→ **Problem to solve**
Report back each line of the records that contains the string "湖南省岳阳市华容县操军镇南岳庙墟场".

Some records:
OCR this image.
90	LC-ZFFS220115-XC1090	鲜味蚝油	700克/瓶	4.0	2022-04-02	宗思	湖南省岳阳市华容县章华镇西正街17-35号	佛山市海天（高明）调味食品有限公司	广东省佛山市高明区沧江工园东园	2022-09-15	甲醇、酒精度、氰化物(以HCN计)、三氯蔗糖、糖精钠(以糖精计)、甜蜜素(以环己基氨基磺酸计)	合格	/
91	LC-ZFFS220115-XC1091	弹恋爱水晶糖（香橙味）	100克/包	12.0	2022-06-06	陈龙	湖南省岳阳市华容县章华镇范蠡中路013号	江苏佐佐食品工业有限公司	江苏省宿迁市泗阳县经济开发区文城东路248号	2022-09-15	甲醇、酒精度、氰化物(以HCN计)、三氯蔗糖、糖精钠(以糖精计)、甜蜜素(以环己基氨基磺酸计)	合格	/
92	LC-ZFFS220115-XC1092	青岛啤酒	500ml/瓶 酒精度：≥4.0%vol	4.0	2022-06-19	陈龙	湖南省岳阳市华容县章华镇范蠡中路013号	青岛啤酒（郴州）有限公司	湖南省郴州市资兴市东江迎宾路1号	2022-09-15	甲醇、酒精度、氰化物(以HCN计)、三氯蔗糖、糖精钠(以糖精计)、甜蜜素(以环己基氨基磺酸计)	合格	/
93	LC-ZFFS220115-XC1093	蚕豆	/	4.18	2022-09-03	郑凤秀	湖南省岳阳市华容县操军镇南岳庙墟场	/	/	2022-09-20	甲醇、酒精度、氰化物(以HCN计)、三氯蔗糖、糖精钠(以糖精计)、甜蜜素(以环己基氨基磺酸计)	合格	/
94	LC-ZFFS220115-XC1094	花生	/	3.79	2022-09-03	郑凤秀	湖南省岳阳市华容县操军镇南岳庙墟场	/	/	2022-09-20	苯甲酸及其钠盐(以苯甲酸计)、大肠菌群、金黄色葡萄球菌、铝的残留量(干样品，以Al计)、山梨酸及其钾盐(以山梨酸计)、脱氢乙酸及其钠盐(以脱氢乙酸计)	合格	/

→ **Task answer**
93	LC-ZFFS220115-XC1093	蚕豆	/	4.18	2022-09-03	郑凤秀	湖南省岳阳市华容县操军镇南岳庙墟场	/	/	2022-09-20	甲醇、酒精度、氰化物(以HCN计)、三氯蔗糖、糖精钠(以糖精计)、甜蜜素(以环己基氨基磺酸计)	合格	/
94	LC-ZFFS220115-XC1094	花生	/	3.79	2022-09-03	郑凤秀	湖南省岳阳市华容县操军镇南岳庙墟场	/	/	2022-09-20	苯甲酸及其钠盐(以苯甲酸计)、大肠菌群、金黄色葡萄球菌、铝的残留量(干样品，以Al计)、山梨酸及其钾盐(以山梨酸计)、脱氢乙酸及其钠盐(以脱氢乙酸计)	合格	/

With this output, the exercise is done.